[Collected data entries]
[Start of section]
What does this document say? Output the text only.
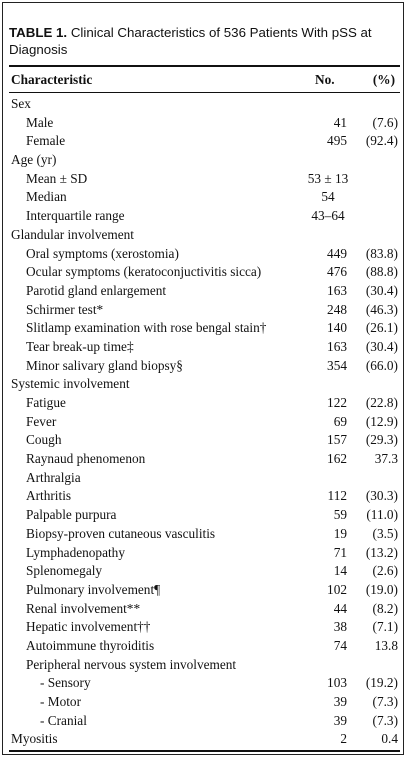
TABLE 1. Clinical Characteristics of 536 Patients With pSS at Diagnosis
Characteristic	No.	(%)
Sex
Male	41 (7.6)
Female	495 (92.4)
Age (yr)
Mean ± SD	53 ± 13
Median	54
Interquartile range	43–64
Glandular involvement
Oral symptoms (xerostomia)	449 (83.8)
Ocular symptoms (keratoconjuctivitis sicca)	476 (88.8)
Parotid gland enlargement	163 (30.4)
Schirmer test*	248 (46.3)
Slitlamp examination with rose bengal stain†	140 (26.1)
Tear break-up time‡	163 (30.4)
Minor salivary gland biopsy§	354 (66.0)
Systemic involvement
Fatigue	122 (22.8)
Fever	69 (12.9)
Cough	157 (29.3)
Raynaud phenomenon	162 37.3
Arthralgia
Arthritis	112 (30.3)
Palpable purpura	59 (11.0)
Biopsy-proven cutaneous vasculitis	19 (3.5)
Lymphadenopathy	71 (13.2)
Splenomegaly	14 (2.6)
Pulmonary involvement¶	102 (19.0)
Renal involvement**	44 (8.2)
Hepatic involvement††	38 (7.1)
Autoimmune thyroiditis	74 13.8
Peripheral nervous system involvement
- Sensory	103 (19.2)
- Motor	39 (7.3)
- Cranial	39 (7.3)
Myositis	2	0.4
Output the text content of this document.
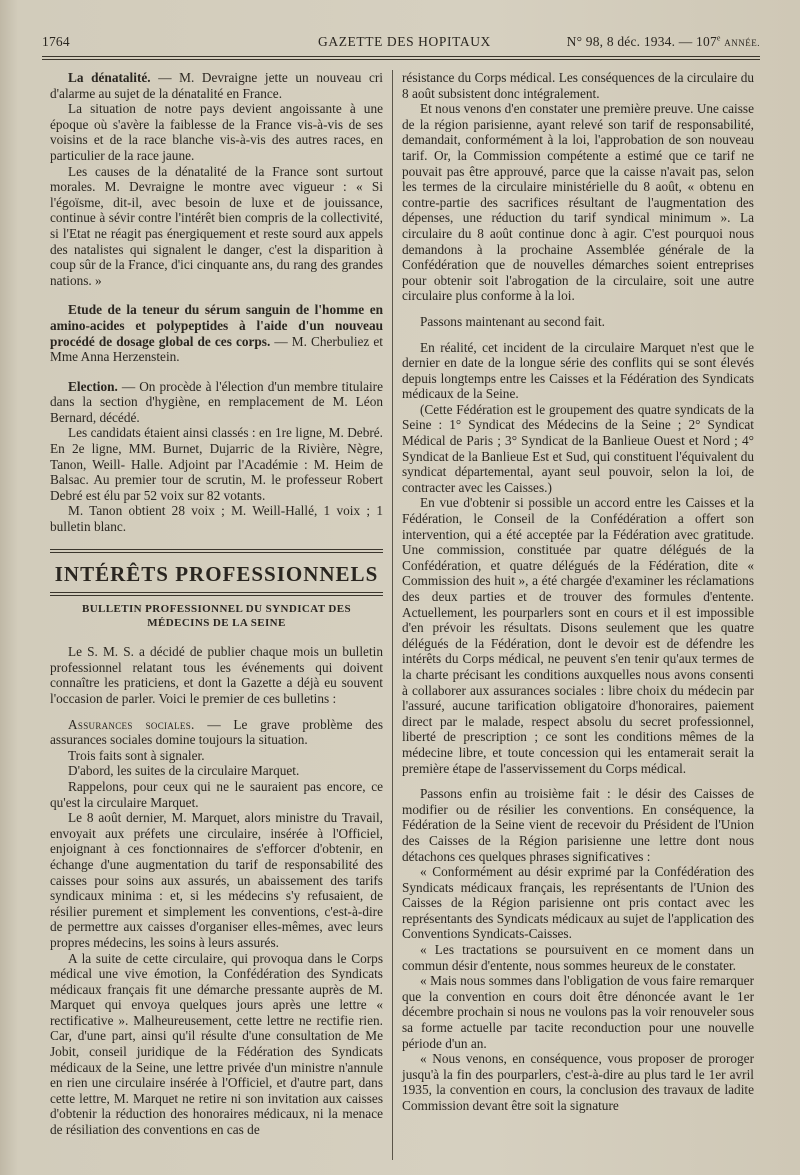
1764	GAZETTE DES HOPITAUX	N° 98, 8 déc. 1934. — 107e ANNÉE.

La dénatalité. — M. Devraigne jette un nouveau cri d'alarme au sujet de la dénatalité en France.

La situation de notre pays devient angoissante à une époque où s'avère la faiblesse de la France vis-à-vis de ses voisins et de la race blanche vis-à-vis des autres races, en particulier de la race jaune.

Les causes de la dénatalité de la France sont surtout morales. M. Devraigne le montre avec vigueur : « Si l'égoïsme, dit-il, avec besoin de luxe et de jouissance, continue à sévir contre l'intérêt bien compris de la collectivité, si l'Etat ne réagit pas énergiquement et reste sourd aux appels des natalistes qui signalent le danger, c'est la disparition à coup sûr de la France, d'ici cinquante ans, du rang des grandes nations. »

Etude de la teneur du sérum sanguin de l'homme en amino-acides et polypeptides à l'aide d'un nouveau procédé de dosage global de ces corps. — M. Cherbuliez et Mme Anna Herzenstein.

Election. — On procède à l'élection d'un membre titulaire dans la section d'hygiène, en remplacement de M. Léon Bernard, décédé.

Les candidats étaient ainsi classés : en 1re ligne, M. Debré. En 2e ligne, MM. Burnet, Dujarric de la Rivière, Nègre, Tanon, Weill- Halle. Adjoint par l'Académie : M. Heim de Balsac. Au premier tour de scrutin, M. le professeur Robert Debré est élu par 52 voix sur 82 votants.

M. Tanon obtient 28 voix ; M. Weill-Hallé, 1 voix ; 1 bulletin blanc.

INTÉRÊTS PROFESSIONNELS
BULLETIN PROFESSIONNEL DU SYNDICAT DES MÉDECINS DE LA SEINE

Le S. M. S. a décidé de publier chaque mois un bulletin professionnel relatant tous les événements qui doivent connaître les praticiens, et dont la Gazette a déjà eu souvent l'occasion de parler. Voici le premier de ces bulletins :

Assurances sociales. — Le grave problème des assurances sociales domine toujours la situation.

Trois faits sont à signaler.

D'abord, les suites de la circulaire Marquet.

Rappelons, pour ceux qui ne le sauraient pas encore, ce qu'est la circulaire Marquet.

Le 8 août dernier, M. Marquet, alors ministre du Travail, envoyait aux préfets une circulaire, insérée à l'Officiel, enjoignant à ces fonctionnaires de s'efforcer d'obtenir, en échange d'une augmentation du tarif de responsabilité des caisses pour soins aux assurés, un abaissement des tarifs syndicaux minima : et, si les médecins s'y refusaient, de résilier purement et simplement les conventions, c'est-à-dire de permettre aux caisses d'organiser elles-mêmes, avec leurs propres médecins, les soins à leurs assurés.

A la suite de cette circulaire, qui provoqua dans le Corps médical une vive émotion, la Confédération des Syndicats médicaux français fit une démarche pressante auprès de M. Marquet qui envoya quelques jours après une lettre « rectificative ». Malheureusement, cette lettre ne rectifie rien. Car, d'une part, ainsi qu'il résulte d'une consultation de Me Jobit, conseil juridique de la Fédération des Syndicats médicaux de la Seine, une lettre privée d'un ministre n'annule en rien une circulaire insérée à l'Officiel, et d'autre part, dans cette lettre, M. Marquet ne retire ni son invitation aux caisses d'obtenir la réduction des honoraires médicaux, ni la menace de résiliation des conventions en cas de

résistance du Corps médical. Les conséquences de la circulaire du 8 août subsistent donc intégralement.

Et nous venons d'en constater une première preuve. Une caisse de la région parisienne, ayant relevé son tarif de responsabilité, demandait, conformément à la loi, l'approbation de son nouveau tarif. Or, la Commission compétente a estimé que ce tarif ne pouvait pas être approuvé, parce que la caisse n'avait pas, selon les termes de la circulaire ministérielle du 8 août, « obtenu en contre-partie des sacrifices résultant de l'augmentation des dépenses, une réduction du tarif syndical minimum ». La circulaire du 8 août continue donc à agir. C'est pourquoi nous demandons à la prochaine Assemblée générale de la Confédération que de nouvelles démarches soient entreprises pour obtenir soit l'abrogation de la circulaire, soit une autre circulaire plus conforme à la loi.

Passons maintenant au second fait.

En réalité, cet incident de la circulaire Marquet n'est que le dernier en date de la longue série des conflits qui se sont élevés depuis longtemps entre les Caisses et la Fédération des Syndicats médicaux de la Seine.

(Cette Fédération est le groupement des quatre syndicats de la Seine : 1° Syndicat des Médecins de la Seine ; 2° Syndicat Médical de Paris ; 3° Syndicat de la Banlieue Ouest et Nord ; 4° Syndicat de la Banlieue Est et Sud, qui constituent l'équivalent du syndicat départemental, ayant seul pouvoir, selon la loi, de contracter avec les Caisses.)

En vue d'obtenir si possible un accord entre les Caisses et la Fédération, le Conseil de la Confédération a offert son intervention, qui a été acceptée par la Fédération avec gratitude. Une commission, constituée par quatre délégués de la Confédération, et quatre délégués de la Fédération, dite « Commission des huit », a été chargée d'examiner les réclamations des deux parties et de trouver des formules d'entente. Actuellement, les pourparlers sont en cours et il est impossible d'en prévoir les résultats. Disons seulement que les quatre délégués de la Fédération, dont le devoir est de défendre les intérêts du Corps médical, ne peuvent s'en tenir qu'aux termes de la charte précisant les conditions auxquelles nous avons consenti à collaborer aux assurances sociales : libre choix du médecin par l'assuré, aucune tarification obligatoire d'honoraires, paiement direct par le malade, respect absolu du secret professionnel, liberté de prescription ; ce sont les conditions mêmes de la médecine libre, et toute concession qui les entamerait serait la première étape de l'asservissement du Corps médical.

Passons enfin au troisième fait : le désir des Caisses de modifier ou de résilier les conventions. En conséquence, la Fédération de la Seine vient de recevoir du Président de l'Union des Caisses de la Région parisienne une lettre dont nous détachons ces quelques phrases significatives :

« Conformément au désir exprimé par la Confédération des Syndicats médicaux français, les représentants de l'Union des Caisses de la Région parisienne ont pris contact avec les représentants des Syndicats médicaux au sujet de l'application des Conventions Syndicats-Caisses.

« Les tractations se poursuivent en ce moment dans un commun désir d'entente, nous sommes heureux de le constater.

« Mais nous sommes dans l'obligation de vous faire remarquer que la convention en cours doit être dénoncée avant le 1er décembre prochain si nous ne voulons pas la voir renouveler sous sa forme actuelle par tacite reconduction pour une nouvelle période d'un an.

« Nous venons, en conséquence, vous proposer de proroger jusqu'à la fin des pourparlers, c'est-à-dire au plus tard le 1er avril 1935, la convention en cours, la conclusion des travaux de ladite Commission devant être soit la signature
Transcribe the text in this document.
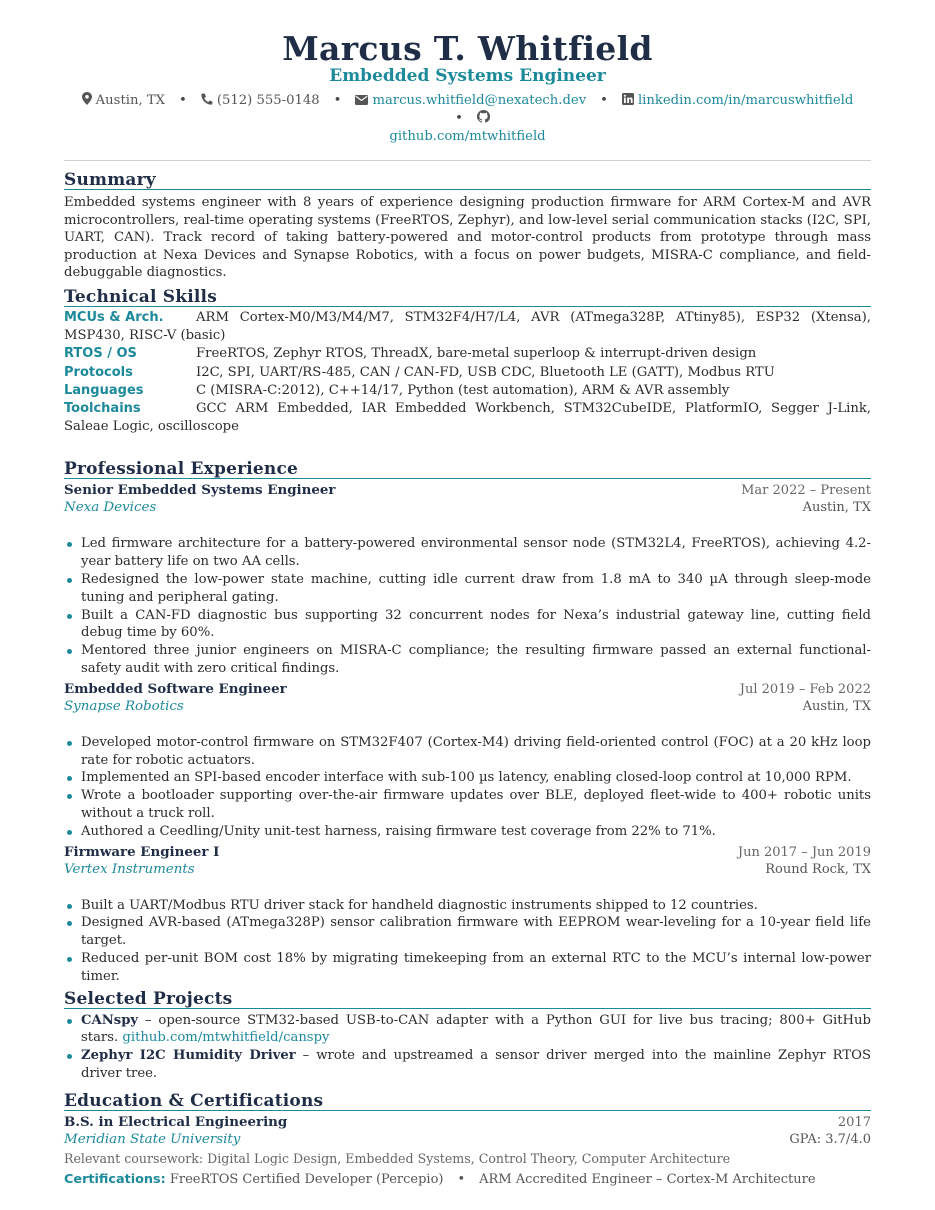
Marcus T. Whitfield
Embedded Systems Engineer
Austin, TX • (512) 555-0148 • marcus.whitfield@nexatech.dev • linkedin.com/in/marcuswhitfield•
github.com/mtwhitfield
Summary
Embedded systems engineer with 8 years of experience designing production firmware for ARM Cortex-M and AVR microcontrollers, real-time operating systems (FreeRTOS, Zephyr), and low-level serial communication stacks (I2C, SPI, UART, CAN). Track record of taking battery-powered and motor-control products from prototype through mass production at Nexa Devices and Synapse Robotics, with a focus on power budgets, MISRA-C compliance, and field-debuggable diagnostics.
Technical Skills
MCUs & Arch. ARM Cortex-M0/M3/M4/M7, STM32F4/H7/L4, AVR (ATmega328P, ATtiny85), ESP32 (Xtensa), MSP430, RISC-V (basic)
RTOS / OS	FreeRTOS, Zephyr RTOS, ThreadX, bare-metal superloop & interrupt-driven design
Protocols	I2C, SPI, UART/RS-485, CAN / CAN-FD, USB CDC, Bluetooth LE (GATT), Modbus RTU
Languages	C (MISRA-C:2012), C++14/17, Python (test automation), ARM & AVR assembly
Toolchains	GCC ARM Embedded, IAR Embedded Workbench, STM32CubeIDE, PlatformIO, Segger J-Link, Saleae Logic, oscilloscope
Professional Experience
Senior Embedded Systems Engineer	Mar 2022 – Present
Nexa Devices	Austin, TX
Led firmware architecture for a battery-powered environmental sensor node (STM32L4, FreeRTOS), achieving 4.2-year battery life on two AA cells.
Redesigned the low-power state machine, cutting idle current draw from 1.8 mA to 340 µA through sleep-mode tuning and peripheral gating.
Built a CAN-FD diagnostic bus supporting 32 concurrent nodes for Nexa’s industrial gateway line, cutting field debug time by 60%.
Mentored three junior engineers on MISRA-C compliance; the resulting firmware passed an external functional-safety audit with zero critical findings.
Embedded Software Engineer	Jul 2019 – Feb 2022
Synapse Robotics	Austin, TX
Developed motor-control firmware on STM32F407 (Cortex-M4) driving field-oriented control (FOC) at a 20 kHz loop rate for robotic actuators.
Implemented an SPI-based encoder interface with sub-100 µs latency, enabling closed-loop control at 10,000 RPM.
Wrote a bootloader supporting over-the-air firmware updates over BLE, deployed fleet-wide to 400+ robotic units without a truck roll.
Authored a Ceedling/Unity unit-test harness, raising firmware test coverage from 22% to 71%.
Firmware Engineer I	Jun 2017 – Jun 2019
Vertex Instruments	Round Rock, TX
Built a UART/Modbus RTU driver stack for handheld diagnostic instruments shipped to 12 countries.
Designed AVR-based (ATmega328P) sensor calibration firmware with EEPROM wear-leveling for a 10-year field life target.
Reduced per-unit BOM cost 18% by migrating timekeeping from an external RTC to the MCU’s internal low-power timer.
Selected Projects
CANspy – open-source STM32-based USB-to-CAN adapter with a Python GUI for live bus tracing; 800+ GitHub stars. github.com/mtwhitfield/canspy
Zephyr I2C Humidity Driver – wrote and upstreamed a sensor driver merged into the mainline Zephyr RTOS driver tree.
Education & Certifications
B.S. in Electrical Engineering	2017
Meridian State University	GPA: 3.7/4.0
Relevant coursework: Digital Logic Design, Embedded Systems, Control Theory, Computer Architecture
Certifications: FreeRTOS Certified Developer (Percepio) • ARM Accredited Engineer – Cortex-M Architecture
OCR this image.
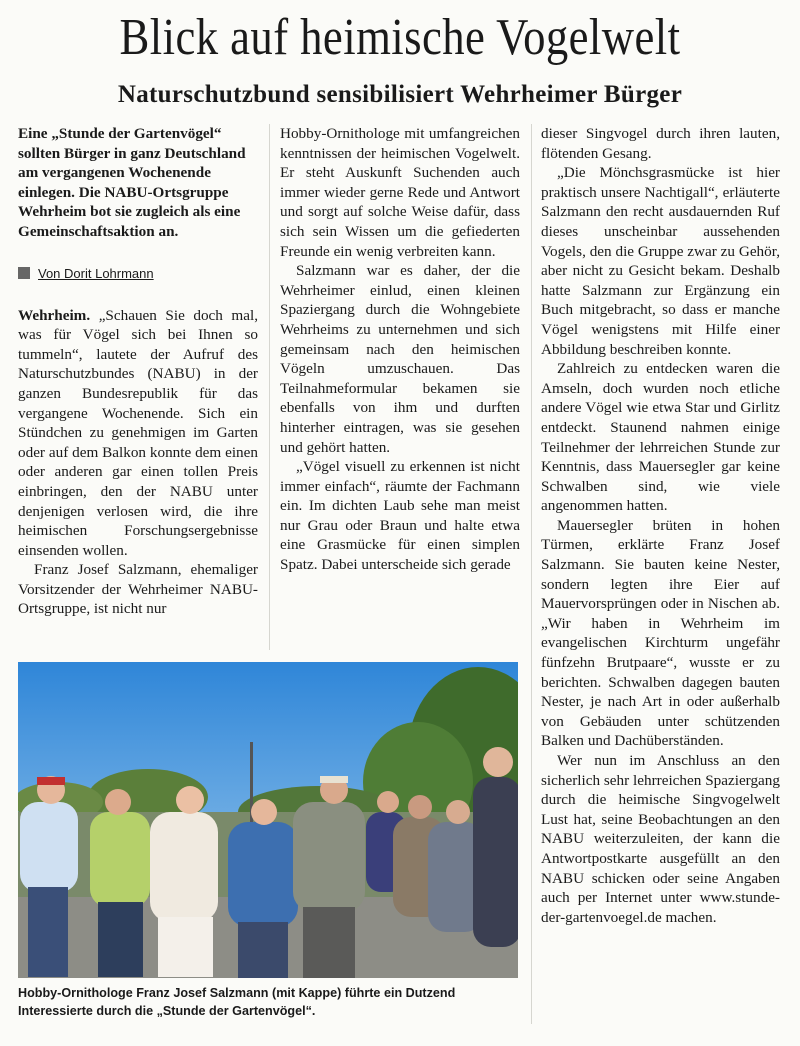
Blick auf heimische Vogelwelt
Naturschutzbund sensibilisiert Wehrheimer Bürger

Eine „Stunde der Gartenvögel“ sollten Bürger in ganz Deutschland am vergangenen Wochenende einlegen. Die NABU-Ortsgruppe Wehrheim bot sie zugleich als eine Gemeinschaftsaktion an.

Von Dorit Lohrmann

Wehrheim. „Schauen Sie doch mal, was für Vögel sich bei Ihnen so tummeln“, lautete der Aufruf des Naturschutzbundes (NABU) in der ganzen Bundesrepublik für das vergangene Wochenende. Sich ein Stündchen zu genehmigen im Garten oder auf dem Balkon konnte dem einen oder anderen gar einen tollen Preis einbringen, den der NABU unter denjenigen verlosen wird, die ihre heimischen Forschungsergebnisse einsenden wollen.

Franz Josef Salzmann, ehemaliger Vorsitzender der Wehrheimer NABU-Ortsgruppe, ist nicht nur

Hobby-Ornithologe mit umfangreichen kenntnissen der heimischen Vogelwelt. Er steht Auskunft Suchenden auch immer wieder gerne Rede und Antwort und sorgt auf solche Weise dafür, dass sich sein Wissen um die gefiederten Freunde ein wenig verbreiten kann.

Salzmann war es daher, der die Wehrheimer einlud, einen kleinen Spaziergang durch die Wohngebiete Wehrheims zu unternehmen und sich gemeinsam nach den heimischen Vögeln umzuschauen. Das Teilnahmeformular bekamen sie ebenfalls von ihm und durften hinterher eintragen, was sie gesehen und gehört hatten.

„Vögel visuell zu erkennen ist nicht immer einfach“, räumte der Fachmann ein. Im dichten Laub sehe man meist nur Grau oder Braun und halte etwa eine Grasmücke für einen simplen Spatz. Dabei unterscheide sich gerade

dieser Singvogel durch ihren lauten, flötenden Gesang.

„Die Mönchsgrasmücke ist hier praktisch unsere Nachtigall“, erläuterte Salzmann den recht ausdauernden Ruf dieses unscheinbar aussehenden Vogels, den die Gruppe zwar zu Gehör, aber nicht zu Gesicht bekam. Deshalb hatte Salzmann zur Ergänzung ein Buch mitgebracht, so dass er manche Vögel wenigstens mit Hilfe einer Abbildung beschreiben konnte.

Zahlreich zu entdecken waren die Amseln, doch wurden noch etliche andere Vögel wie etwa Star und Girlitz entdeckt. Staunend nahmen einige Teilnehmer der lehrreichen Stunde zur Kenntnis, dass Mauersegler gar keine Schwalben sind, wie viele angenommen hatten.

Mauersegler brüten in hohen Türmen, erklärte Franz Josef Salzmann. Sie bauten keine Nester, sondern legten ihre Eier auf Mauervorsprüngen oder in Nischen ab. „Wir haben in Wehrheim im evangelischen Kirchturm ungefähr fünfzehn Brutpaare“, wusste er zu berichten. Schwalben dagegen bauten Nester, je nach Art in oder außerhalb von Gebäuden unter schützenden Balken und Dachüberständen.

Wer nun im Anschluss an den sicherlich sehr lehrreichen Spaziergang durch die heimische Singvogelwelt Lust hat, seine Beobachtungen an den NABU weiterzuleiten, der kann die Antwortpostkarte ausgefüllt an den NABU schicken oder seine Angaben auch per Internet unter www.stunde-der-gartenvoegel.de machen.

Hobby-Ornithologe Franz Josef Salzmann (mit Kappe) führte ein Dutzend Interessierte durch die „Stunde der Gartenvögel“.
[End of section]
Your instructions:
The lines above that hold "Gartenvögel" are the result; show every one of them.

Answer for this exercise:
Eine „Stunde der Gartenvögel“ sollten Bürger in ganz Deutschland am vergangenen Wochenende einlegen. Die NABU-Ortsgruppe Wehrheim bot sie zugleich als eine Gemeinschaftsaktion an.
Hobby-Ornithologe Franz Josef Salzmann (mit Kappe) führte ein Dutzend Interessierte durch die „Stunde der Gartenvögel“.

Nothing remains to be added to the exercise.